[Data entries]

--------------------------------------------------

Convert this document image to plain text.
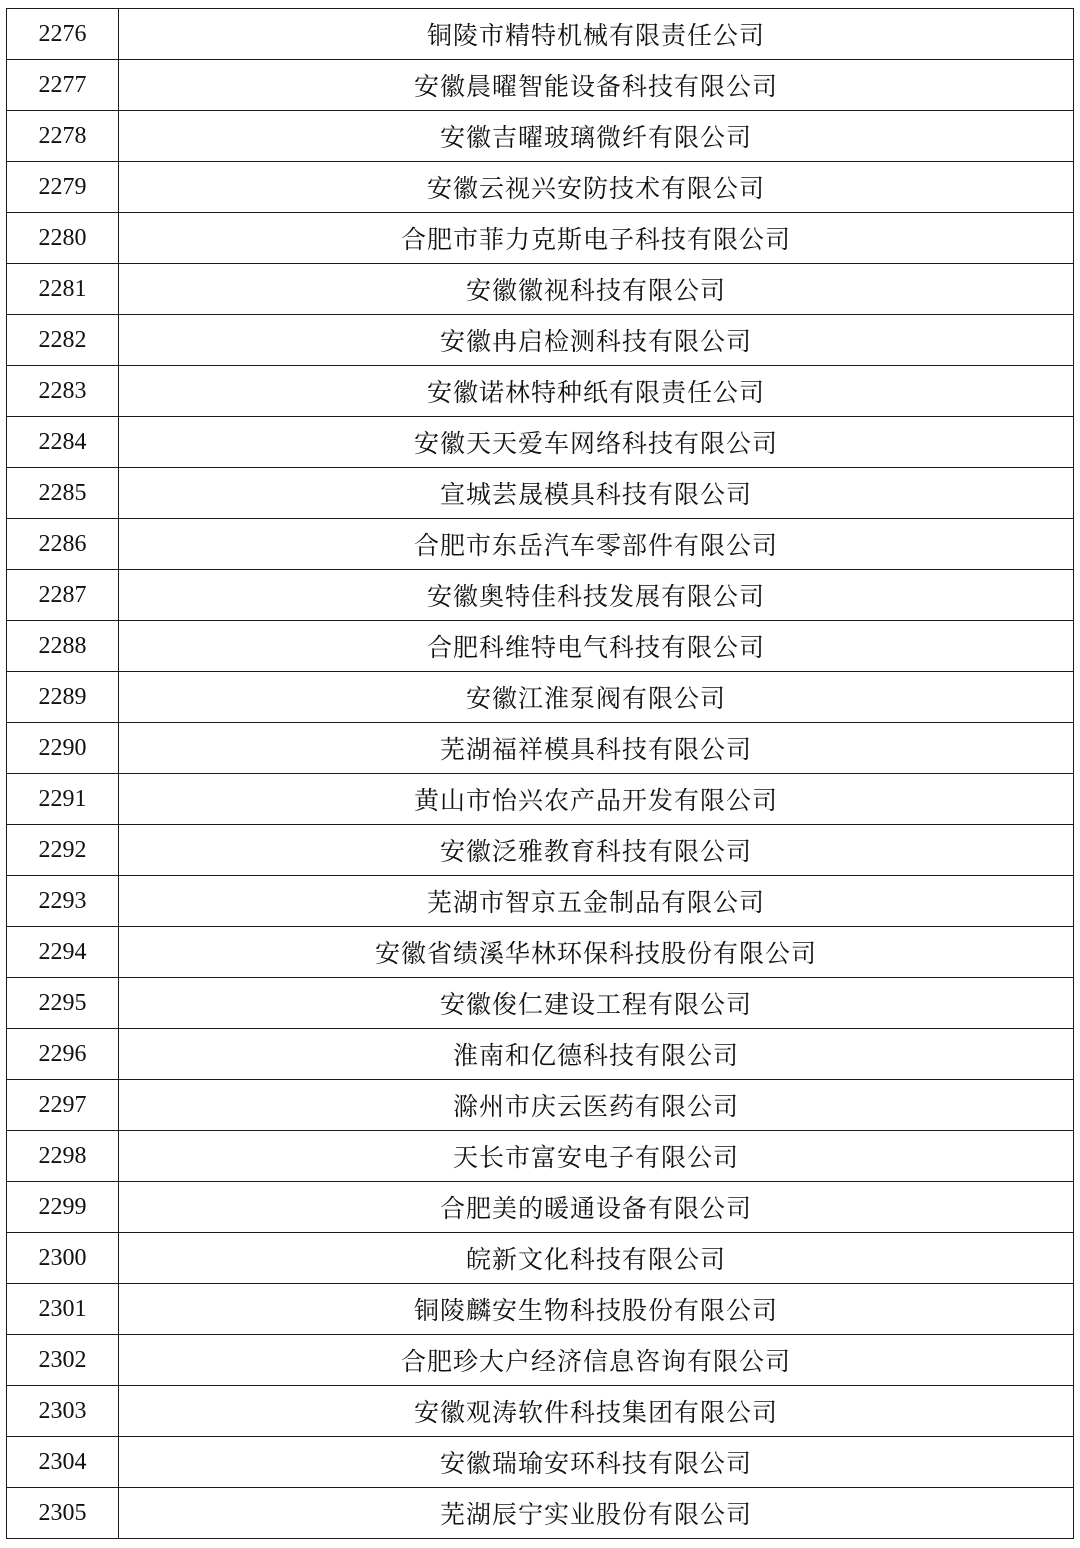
2276	铜陵市精特机械有限责任公司
2277	安徽晨曜智能设备科技有限公司
2278	安徽吉曜玻璃微纤有限公司
2279	安徽云视兴安防技术有限公司
2280	合肥市菲力克斯电子科技有限公司
2281	安徽徽视科技有限公司
2282	安徽冉启检测科技有限公司
2283	安徽诺林特种纸有限责任公司
2284	安徽天天爱车网络科技有限公司
2285	宣城芸晟模具科技有限公司
2286	合肥市东岳汽车零部件有限公司
2287	安徽奥特佳科技发展有限公司
2288	合肥科维特电气科技有限公司
2289	安徽江淮泵阀有限公司
2290	芜湖福祥模具科技有限公司
2291	黄山市怡兴农产品开发有限公司
2292	安徽泛雅教育科技有限公司
2293	芜湖市智京五金制品有限公司
2294	安徽省绩溪华林环保科技股份有限公司
2295	安徽俊仁建设工程有限公司
2296	淮南和亿德科技有限公司
2297	滁州市庆云医药有限公司
2298	天长市富安电子有限公司
2299	合肥美的暖通设备有限公司
2300	皖新文化科技有限公司
2301	铜陵麟安生物科技股份有限公司
2302	合肥珍大户经济信息咨询有限公司
2303	安徽观涛软件科技集团有限公司
2304	安徽瑞瑜安环科技有限公司
2305	芜湖辰宁实业股份有限公司
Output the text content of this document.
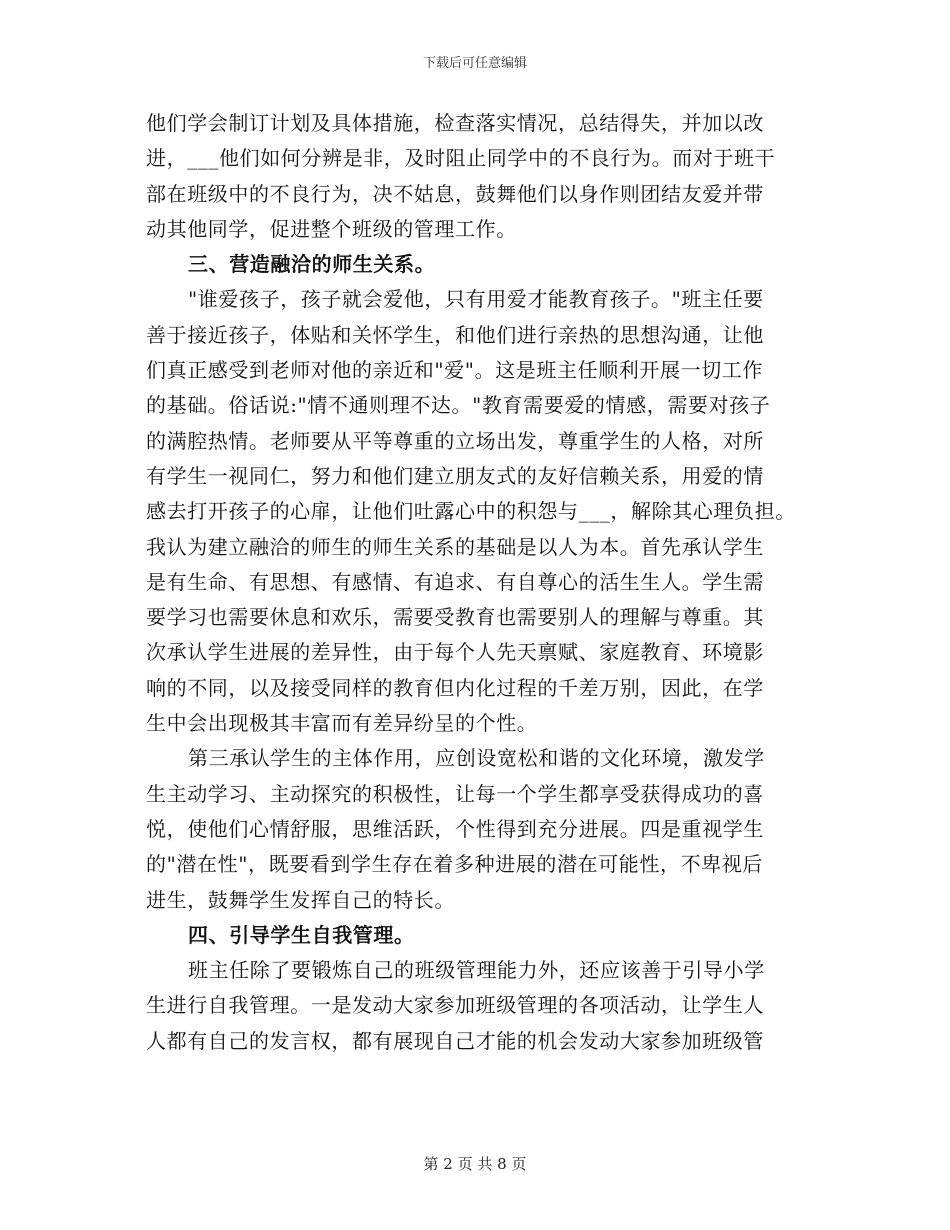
下载后可任意编辑
他们学会制订计划及具体措施，检查落实情况，总结得失，并加以改
进，___他们如何分辨是非，及时阻止同学中的不良行为。而对于班干
部在班级中的不良行为，决不姑息，鼓舞他们以身作则团结友爱并带
动其他同学，促进整个班级的管理工作。
三、营造融洽的师生关系。
"谁爱孩子，孩子就会爱他，只有用爱才能教育孩子。"班主任要
善于接近孩子，体贴和关怀学生，和他们进行亲热的思想沟通，让他
们真正感受到老师对他的亲近和"爱"。这是班主任顺利开展一切工作
的基础。俗话说:"情不通则理不达。"教育需要爱的情感，需要对孩子
的满腔热情。老师要从平等尊重的立场出发，尊重学生的人格，对所
有学生一视同仁，努力和他们建立朋友式的友好信赖关系，用爱的情
感去打开孩子的心扉，让他们吐露心中的积怨与___，解除其心理负担。
我认为建立融洽的师生的师生关系的基础是以人为本。首先承认学生
是有生命、有思想、有感情、有追求、有自尊心的活生生人。学生需
要学习也需要休息和欢乐，需要受教育也需要别人的理解与尊重。其
次承认学生进展的差异性，由于每个人先天禀赋、家庭教育、环境影
响的不同，以及接受同样的教育但内化过程的千差万别，因此，在学
生中会出现极其丰富而有差异纷呈的个性。
第三承认学生的主体作用，应创设宽松和谐的文化环境，激发学
生主动学习、主动探究的积极性，让每一个学生都享受获得成功的喜
悦，使他们心情舒服，思维活跃，个性得到充分进展。四是重视学生
的"潜在性"，既要看到学生存在着多种进展的潜在可能性，不卑视后
进生，鼓舞学生发挥自己的特长。
四、引导学生自我管理。
班主任除了要锻炼自己的班级管理能力外，还应该善于引导小学
生进行自我管理。一是发动大家参加班级管理的各项活动，让学生人
人都有自己的发言权，都有展现自己才能的机会发动大家参加班级管
第 2 页 共 8 页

--------------------------------------------------

- [Exercise prompt]:
Word for word, please, restate the lines of the listing from the one holding "Output the text content of this document." down to the last line, leaving out any pictures.

- [Answer]:
Output the text content of this document.
下载后可任意编辑
他们学会制订计划及具体措施，检查落实情况，总结得失，并加以改
进，___他们如何分辨是非，及时阻止同学中的不良行为。而对于班干
部在班级中的不良行为，决不姑息，鼓舞他们以身作则团结友爱并带
动其他同学，促进整个班级的管理工作。
三、营造融洽的师生关系。
"谁爱孩子，孩子就会爱他，只有用爱才能教育孩子。"班主任要
善于接近孩子，体贴和关怀学生，和他们进行亲热的思想沟通，让他
们真正感受到老师对他的亲近和"爱"。这是班主任顺利开展一切工作
的基础。俗话说:"情不通则理不达。"教育需要爱的情感，需要对孩子
的满腔热情。老师要从平等尊重的立场出发，尊重学生的人格，对所
有学生一视同仁，努力和他们建立朋友式的友好信赖关系，用爱的情
感去打开孩子的心扉，让他们吐露心中的积怨与___，解除其心理负担。
我认为建立融洽的师生的师生关系的基础是以人为本。首先承认学生
是有生命、有思想、有感情、有追求、有自尊心的活生生人。学生需
要学习也需要休息和欢乐，需要受教育也需要别人的理解与尊重。其
次承认学生进展的差异性，由于每个人先天禀赋、家庭教育、环境影
响的不同，以及接受同样的教育但内化过程的千差万别，因此，在学
生中会出现极其丰富而有差异纷呈的个性。
第三承认学生的主体作用，应创设宽松和谐的文化环境，激发学
生主动学习、主动探究的积极性，让每一个学生都享受获得成功的喜
悦，使他们心情舒服，思维活跃，个性得到充分进展。四是重视学生
的"潜在性"，既要看到学生存在着多种进展的潜在可能性，不卑视后
进生，鼓舞学生发挥自己的特长。
四、引导学生自我管理。
班主任除了要锻炼自己的班级管理能力外，还应该善于引导小学
生进行自我管理。一是发动大家参加班级管理的各项活动，让学生人
人都有自己的发言权，都有展现自己才能的机会发动大家参加班级管
第 2 页 共 8 页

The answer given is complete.